### Task to complete
Quote all of the data exactly as given. Skip every picture it contains.

### Excerpted data
+===+

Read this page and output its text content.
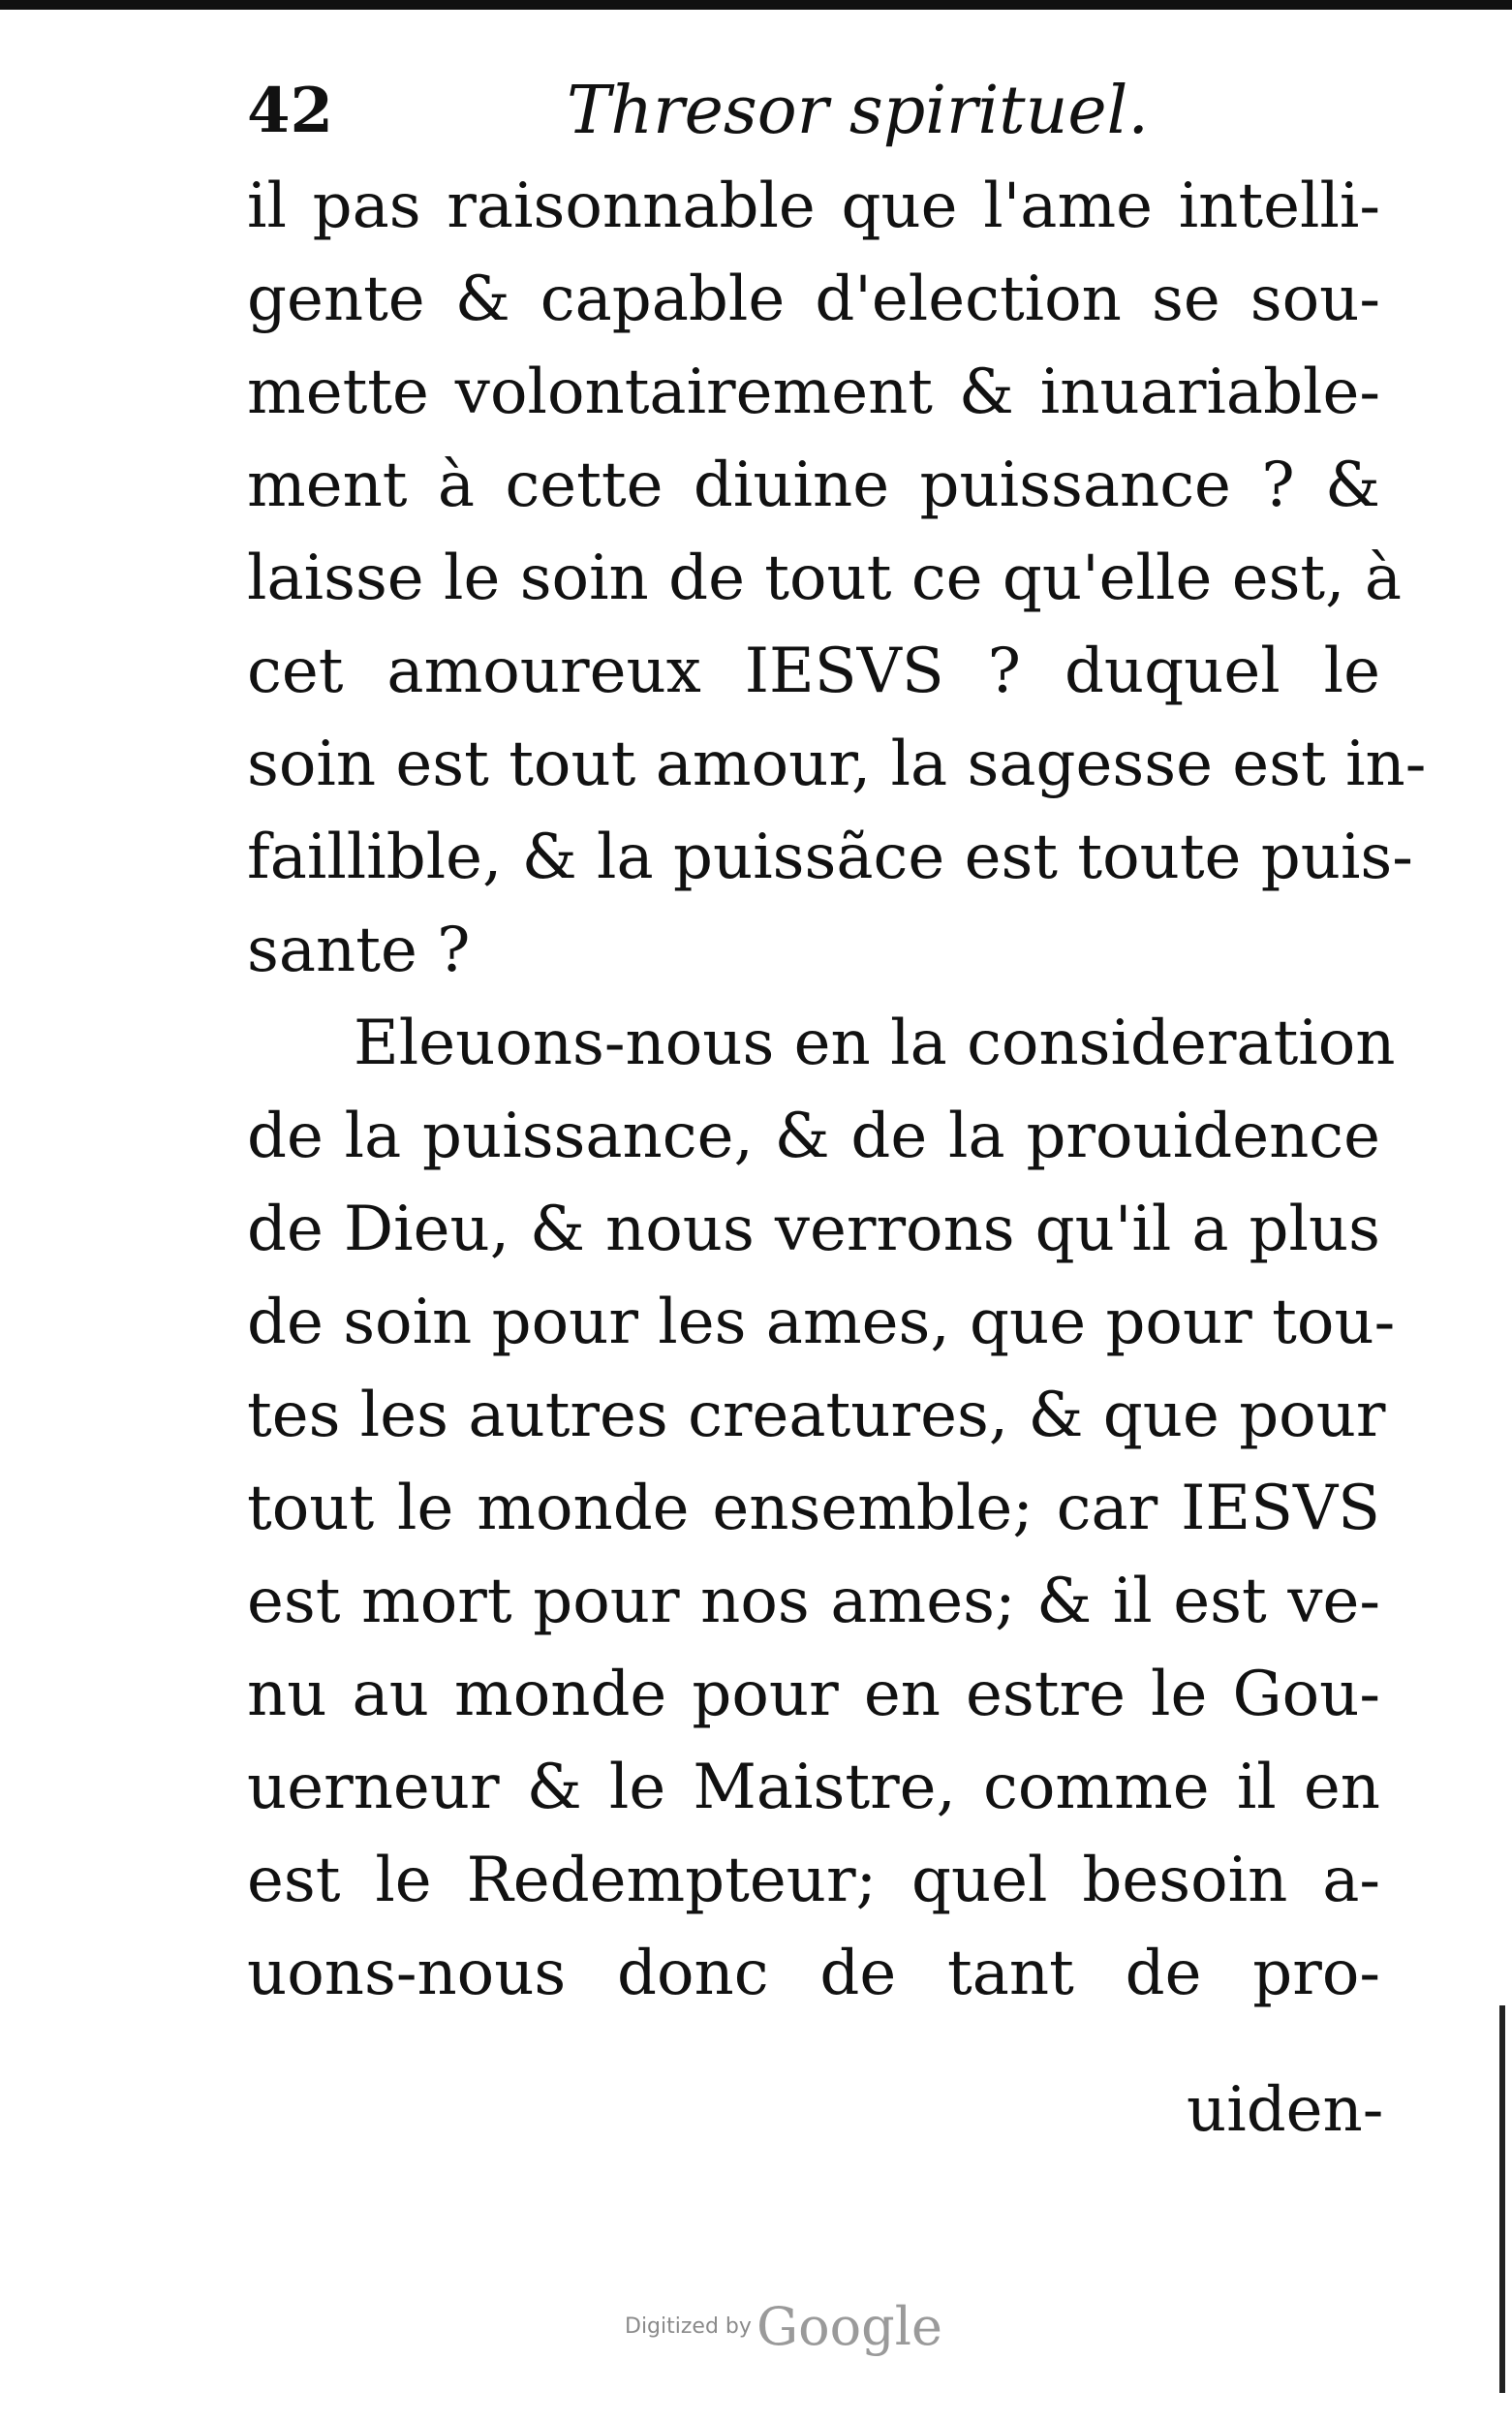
42	Thresor spirituel.
il pas raisonnable que l'ame intelli-
gente & capable d'election se sou-
mette volontairement & inuariable-
ment à cette diuine puissance ? &
laisse le soin de tout ce qu'elle est, à
cet amoureux IESVS ? duquel le
soin est tout amour, la sagesse est in-
faillible, & la puissãce est toute puis-
sante ?
Eleuons-nous en la consideration
de la puissance, & de la prouidence
de Dieu, & nous verrons qu'il a plus
de soin pour les ames, que pour tou-
tes les autres creatures, & que pour
tout le monde ensemble; car IESVS
est mort pour nos ames; & il est ve-
nu au monde pour en estre le Gou-
uerneur & le Maistre, comme il en
est le Redempteur; quel besoin a-
uons-nous donc de tant de pro-
uiden-
Digitized by Google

+===+

### Response for this exercise
Read this page and output its text content.
42	Thresor spirituel.
il pas raisonnable que l'ame intelli-
gente & capable d'election se sou-
mette volontairement & inuariable-
ment à cette diuine puissance ? &
laisse le soin de tout ce qu'elle est, à
cet amoureux IESVS ? duquel le
soin est tout amour, la sagesse est in-
faillible, & la puissãce est toute puis-
sante ?
Eleuons-nous en la consideration
de la puissance, & de la prouidence
de Dieu, & nous verrons qu'il a plus
de soin pour les ames, que pour tou-
tes les autres creatures, & que pour
tout le monde ensemble; car IESVS
est mort pour nos ames; & il est ve-
nu au monde pour en estre le Gou-
uerneur & le Maistre, comme il en
est le Redempteur; quel besoin a-
uons-nous donc de tant de pro-
uiden-
Digitized by Google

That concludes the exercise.